Task directions:
Reproduce each record exactly.

━━━━━━━━━━━━━━━━

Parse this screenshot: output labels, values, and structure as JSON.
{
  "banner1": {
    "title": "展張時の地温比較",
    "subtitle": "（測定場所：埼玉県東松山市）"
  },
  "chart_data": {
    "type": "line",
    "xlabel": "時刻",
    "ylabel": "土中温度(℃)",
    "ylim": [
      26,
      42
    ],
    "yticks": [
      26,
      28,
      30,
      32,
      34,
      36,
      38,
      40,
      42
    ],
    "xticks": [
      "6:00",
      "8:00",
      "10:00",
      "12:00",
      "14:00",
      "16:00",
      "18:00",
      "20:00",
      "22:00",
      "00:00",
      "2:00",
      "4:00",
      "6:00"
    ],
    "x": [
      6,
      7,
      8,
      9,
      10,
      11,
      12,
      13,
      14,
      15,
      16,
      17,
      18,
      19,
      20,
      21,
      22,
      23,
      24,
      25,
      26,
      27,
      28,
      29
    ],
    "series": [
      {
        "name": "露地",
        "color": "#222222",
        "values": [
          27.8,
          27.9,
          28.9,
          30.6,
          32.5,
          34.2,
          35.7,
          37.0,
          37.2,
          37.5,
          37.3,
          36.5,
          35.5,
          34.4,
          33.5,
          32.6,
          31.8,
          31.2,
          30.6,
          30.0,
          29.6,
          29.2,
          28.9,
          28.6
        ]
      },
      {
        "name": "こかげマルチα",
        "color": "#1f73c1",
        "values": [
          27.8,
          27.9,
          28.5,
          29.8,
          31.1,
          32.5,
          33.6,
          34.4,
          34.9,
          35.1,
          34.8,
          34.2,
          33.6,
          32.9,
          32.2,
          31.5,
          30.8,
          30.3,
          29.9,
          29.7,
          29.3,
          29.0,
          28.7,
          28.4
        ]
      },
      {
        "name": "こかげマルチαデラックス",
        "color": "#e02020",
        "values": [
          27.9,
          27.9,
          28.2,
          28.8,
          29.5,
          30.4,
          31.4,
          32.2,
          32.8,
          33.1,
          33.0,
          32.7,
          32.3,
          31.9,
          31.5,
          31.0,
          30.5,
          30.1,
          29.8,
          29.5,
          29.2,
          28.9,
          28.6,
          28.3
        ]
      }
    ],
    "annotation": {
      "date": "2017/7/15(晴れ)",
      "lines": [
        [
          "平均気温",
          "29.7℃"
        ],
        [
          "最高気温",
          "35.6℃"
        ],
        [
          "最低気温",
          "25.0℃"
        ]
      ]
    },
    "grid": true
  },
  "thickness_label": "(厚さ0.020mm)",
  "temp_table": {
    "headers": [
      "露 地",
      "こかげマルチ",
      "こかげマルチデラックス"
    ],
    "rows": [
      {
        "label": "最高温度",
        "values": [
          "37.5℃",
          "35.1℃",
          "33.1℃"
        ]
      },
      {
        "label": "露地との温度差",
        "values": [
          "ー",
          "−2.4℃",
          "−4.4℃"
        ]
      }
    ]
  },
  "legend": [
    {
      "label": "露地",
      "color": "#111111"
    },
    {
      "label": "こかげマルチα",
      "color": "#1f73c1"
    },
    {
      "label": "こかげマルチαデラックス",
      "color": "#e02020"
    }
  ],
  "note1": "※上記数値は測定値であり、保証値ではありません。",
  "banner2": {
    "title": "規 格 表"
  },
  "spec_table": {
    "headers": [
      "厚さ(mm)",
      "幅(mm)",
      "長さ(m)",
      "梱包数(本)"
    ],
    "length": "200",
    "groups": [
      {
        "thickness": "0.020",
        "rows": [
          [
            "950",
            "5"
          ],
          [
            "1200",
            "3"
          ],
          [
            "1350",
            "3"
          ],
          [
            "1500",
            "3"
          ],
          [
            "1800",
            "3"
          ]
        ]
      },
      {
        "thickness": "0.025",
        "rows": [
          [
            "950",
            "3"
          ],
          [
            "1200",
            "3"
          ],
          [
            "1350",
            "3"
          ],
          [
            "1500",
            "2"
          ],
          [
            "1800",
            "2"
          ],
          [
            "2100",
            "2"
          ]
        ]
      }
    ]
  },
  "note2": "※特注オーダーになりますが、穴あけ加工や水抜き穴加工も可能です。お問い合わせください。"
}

━━━━━━━━━━━━━━━━

In response:
Parse this screenshot: output labels, values, and structure as JSON.
{
  "banner1": {
    "title": "展張時の地温比較",
    "subtitle": "（測定場所：埼玉県東松山市）"
  },
  "chart_data": {
    "type": "line",
    "xlabel": "時刻",
    "ylabel": "土中温度(℃)",
    "ylim": [
      26,
      42
    ],
    "yticks": [
      26,
      28,
      30,
      32,
      34,
      36,
      38,
      40,
      42
    ],
    "xticks": [
      "6:00",
      "8:00",
      "10:00",
      "12:00",
      "14:00",
      "16:00",
      "18:00",
      "20:00",
      "22:00",
      "00:00",
      "2:00",
      "4:00",
      "6:00"
    ],
    "x": [
      6,
      7,
      8,
      9,
      10,
      11,
      12,
      13,
      14,
      15,
      16,
      17,
      18,
      19,
      20,
      21,
      22,
      23,
      24,
      25,
      26,
      27,
      28,
      29
    ],
    "series": [
      {
        "name": "露地",
        "color": "#222222",
        "values": [
          27.8,
          27.9,
          28.9,
          30.6,
          32.5,
          34.2,
          35.7,
          37.0,
          37.2,
          37.5,
          37.3,
          36.5,
          35.5,
          34.4,
          33.5,
          32.6,
          31.8,
          31.2,
          30.6,
          30.0,
          29.6,
          29.2,
          28.9,
          28.6
        ]
      },
      {
        "name": "こかげマルチα",
        "color": "#1f73c1",
        "values": [
          27.8,
          27.9,
          28.5,
          29.8,
          31.1,
          32.5,
          33.6,
          34.4,
          34.9,
          35.1,
          34.8,
          34.2,
          33.6,
          32.9,
          32.2,
          31.5,
          30.8,
          30.3,
          29.9,
          29.7,
          29.3,
          29.0,
          28.7,
          28.4
        ]
      },
      {
        "name": "こかげマルチαデラックス",
        "color": "#e02020",
        "values": [
          27.9,
          27.9,
          28.2,
          28.8,
          29.5,
          30.4,
          31.4,
          32.2,
          32.8,
          33.1,
          33.0,
          32.7,
          32.3,
          31.9,
          31.5,
          31.0,
          30.5,
          30.1,
          29.8,
          29.5,
          29.2,
          28.9,
          28.6,
          28.3
        ]
      }
    ],
    "annotation": {
      "date": "2017/7/15(晴れ)",
      "lines": [
        [
          "平均気温",
          "29.7℃"
        ],
        [
          "最高気温",
          "35.6℃"
        ],
        [
          "最低気温",
          "25.0℃"
        ]
      ]
    },
    "grid": true
  },
  "thickness_label": "(厚さ0.020mm)",
  "temp_table": {
    "headers": [
      "露 地",
      "こかげマルチ",
      "こかげマルチデラックス"
    ],
    "rows": [
      {
        "label": "最高温度",
        "values": [
          "37.5℃",
          "35.1℃",
          "33.1℃"
        ]
      },
      {
        "label": "露地との温度差",
        "values": [
          "ー",
          "−2.4℃",
          "−4.4℃"
        ]
      }
    ]
  },
  "legend": [
    {
      "label": "露地",
      "color": "#111111"
    },
    {
      "label": "こかげマルチα",
      "color": "#1f73c1"
    },
    {
      "label": "こかげマルチαデラックス",
      "color": "#e02020"
    }
  ],
  "note1": "※上記数値は測定値であり、保証値ではありません。",
  "banner2": {
    "title": "規 格 表"
  },
  "spec_table": {
    "headers": [
      "厚さ(mm)",
      "幅(mm)",
      "長さ(m)",
      "梱包数(本)"
    ],
    "length": "200",
    "groups": [
      {
        "thickness": "0.020",
        "rows": [
          [
            "950",
            "5"
          ],
          [
            "1200",
            "3"
          ],
          [
            "1350",
            "3"
          ],
          [
            "1500",
            "3"
          ],
          [
            "1800",
            "3"
          ]
        ]
      },
      {
        "thickness": "0.025",
        "rows": [
          [
            "950",
            "3"
          ],
          [
            "1200",
            "3"
          ],
          [
            "1350",
            "3"
          ],
          [
            "1500",
            "2"
          ],
          [
            "1800",
            "2"
          ],
          [
            "2100",
            "2"
          ]
        ]
      }
    ]
  },
  "note2": "※特注オーダーになりますが、穴あけ加工や水抜き穴加工も可能です。お問い合わせください。"
}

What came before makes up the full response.